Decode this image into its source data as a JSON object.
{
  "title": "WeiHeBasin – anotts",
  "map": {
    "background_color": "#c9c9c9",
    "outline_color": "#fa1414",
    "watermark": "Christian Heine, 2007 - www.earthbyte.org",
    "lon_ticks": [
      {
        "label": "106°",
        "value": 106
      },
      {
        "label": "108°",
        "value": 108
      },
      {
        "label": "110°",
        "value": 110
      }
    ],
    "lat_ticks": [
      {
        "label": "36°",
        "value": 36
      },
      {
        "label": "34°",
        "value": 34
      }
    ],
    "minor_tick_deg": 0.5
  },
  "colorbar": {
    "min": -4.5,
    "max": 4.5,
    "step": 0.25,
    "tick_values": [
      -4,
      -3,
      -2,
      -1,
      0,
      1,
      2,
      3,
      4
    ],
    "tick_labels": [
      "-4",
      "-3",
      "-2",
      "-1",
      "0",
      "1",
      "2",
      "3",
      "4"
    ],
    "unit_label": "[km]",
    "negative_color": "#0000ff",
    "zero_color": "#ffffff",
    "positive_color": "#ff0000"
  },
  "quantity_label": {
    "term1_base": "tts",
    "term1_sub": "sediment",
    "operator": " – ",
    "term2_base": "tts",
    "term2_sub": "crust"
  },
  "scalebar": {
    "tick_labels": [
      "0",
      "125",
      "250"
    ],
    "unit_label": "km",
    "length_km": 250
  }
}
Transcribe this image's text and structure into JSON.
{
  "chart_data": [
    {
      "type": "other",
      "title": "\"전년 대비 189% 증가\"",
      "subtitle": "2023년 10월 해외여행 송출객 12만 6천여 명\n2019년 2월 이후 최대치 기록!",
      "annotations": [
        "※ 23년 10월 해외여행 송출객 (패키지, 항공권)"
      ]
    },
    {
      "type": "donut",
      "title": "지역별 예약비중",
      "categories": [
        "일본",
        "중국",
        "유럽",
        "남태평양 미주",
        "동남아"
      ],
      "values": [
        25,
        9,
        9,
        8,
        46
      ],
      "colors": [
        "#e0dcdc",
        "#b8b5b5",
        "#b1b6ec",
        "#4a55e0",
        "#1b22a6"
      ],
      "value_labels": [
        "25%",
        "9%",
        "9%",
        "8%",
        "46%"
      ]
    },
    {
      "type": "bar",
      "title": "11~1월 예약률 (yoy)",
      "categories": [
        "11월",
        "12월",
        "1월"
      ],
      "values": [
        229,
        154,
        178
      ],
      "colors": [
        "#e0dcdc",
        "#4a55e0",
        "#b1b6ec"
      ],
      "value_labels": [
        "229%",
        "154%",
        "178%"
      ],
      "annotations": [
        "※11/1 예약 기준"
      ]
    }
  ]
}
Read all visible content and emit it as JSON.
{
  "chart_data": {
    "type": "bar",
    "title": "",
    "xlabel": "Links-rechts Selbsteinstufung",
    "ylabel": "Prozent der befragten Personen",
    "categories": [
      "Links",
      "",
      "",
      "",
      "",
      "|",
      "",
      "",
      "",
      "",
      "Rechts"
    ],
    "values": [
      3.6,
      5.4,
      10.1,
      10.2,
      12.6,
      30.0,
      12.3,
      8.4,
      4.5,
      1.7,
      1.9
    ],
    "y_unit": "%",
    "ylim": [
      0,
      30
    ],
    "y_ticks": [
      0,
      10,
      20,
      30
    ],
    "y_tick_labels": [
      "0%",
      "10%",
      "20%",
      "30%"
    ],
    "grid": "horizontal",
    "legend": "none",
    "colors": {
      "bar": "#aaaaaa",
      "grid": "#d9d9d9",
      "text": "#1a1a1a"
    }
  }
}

- WORK TO DO: Retype the material in full, character for character.

- RESPONSE FOR THIS EXERCISE:
Decode this image into its source data as a JSON object.
{
  "title": "WeiHeBasin – anotts",
  "map": {
    "background_color": "#c9c9c9",
    "outline_color": "#fa1414",
    "watermark": "Christian Heine, 2007 - www.earthbyte.org",
    "lon_ticks": [
      {
        "label": "106°",
        "value": 106
      },
      {
        "label": "108°",
        "value": 108
      },
      {
        "label": "110°",
        "value": 110
      }
    ],
    "lat_ticks": [
      {
        "label": "36°",
        "value": 36
      },
      {
        "label": "34°",
        "value": 34
      }
    ],
    "minor_tick_deg": 0.5
  },
  "colorbar": {
    "min": -4.5,
    "max": 4.5,
    "step": 0.25,
    "tick_values": [
      -4,
      -3,
      -2,
      -1,
      0,
      1,
      2,
      3,
      4
    ],
    "tick_labels": [
      "-4",
      "-3",
      "-2",
      "-1",
      "0",
      "1",
      "2",
      "3",
      "4"
    ],
    "unit_label": "[km]",
    "negative_color": "#0000ff",
    "zero_color": "#ffffff",
    "positive_color": "#ff0000"
  },
  "quantity_label": {
    "term1_base": "tts",
    "term1_sub": "sediment",
    "operator": " – ",
    "term2_base": "tts",
    "term2_sub": "crust"
  },
  "scalebar": {
    "tick_labels": [
      "0",
      "125",
      "250"
    ],
    "unit_label": "km",
    "length_km": 250
  }
}
Transcribe this image's text and structure into JSON.
{
  "chart_data": [
    {
      "type": "other",
      "title": "\"전년 대비 189% 증가\"",
      "subtitle": "2023년 10월 해외여행 송출객 12만 6천여 명\n2019년 2월 이후 최대치 기록!",
      "annotations": [
        "※ 23년 10월 해외여행 송출객 (패키지, 항공권)"
      ]
    },
    {
      "type": "donut",
      "title": "지역별 예약비중",
      "categories": [
        "일본",
        "중국",
        "유럽",
        "남태평양 미주",
        "동남아"
      ],
      "values": [
        25,
        9,
        9,
        8,
        46
      ],
      "colors": [
        "#e0dcdc",
        "#b8b5b5",
        "#b1b6ec",
        "#4a55e0",
        "#1b22a6"
      ],
      "value_labels": [
        "25%",
        "9%",
        "9%",
        "8%",
        "46%"
      ]
    },
    {
      "type": "bar",
      "title": "11~1월 예약률 (yoy)",
      "categories": [
        "11월",
        "12월",
        "1월"
      ],
      "values": [
        229,
        154,
        178
      ],
      "colors": [
        "#e0dcdc",
        "#4a55e0",
        "#b1b6ec"
      ],
      "value_labels": [
        "229%",
        "154%",
        "178%"
      ],
      "annotations": [
        "※11/1 예약 기준"
      ]
    }
  ]
}
Read all visible content and emit it as JSON.
{
  "chart_data": {
    "type": "bar",
    "title": "",
    "xlabel": "Links-rechts Selbsteinstufung",
    "ylabel": "Prozent der befragten Personen",
    "categories": [
      "Links",
      "",
      "",
      "",
      "",
      "|",
      "",
      "",
      "",
      "",
      "Rechts"
    ],
    "values": [
      3.6,
      5.4,
      10.1,
      10.2,
      12.6,
      30.0,
      12.3,
      8.4,
      4.5,
      1.7,
      1.9
    ],
    "y_unit": "%",
    "ylim": [
      0,
      30
    ],
    "y_ticks": [
      0,
      10,
      20,
      30
    ],
    "y_tick_labels": [
      "0%",
      "10%",
      "20%",
      "30%"
    ],
    "grid": "horizontal",
    "legend": "none",
    "colors": {
      "bar": "#aaaaaa",
      "grid": "#d9d9d9",
      "text": "#1a1a1a"
    }
  }
}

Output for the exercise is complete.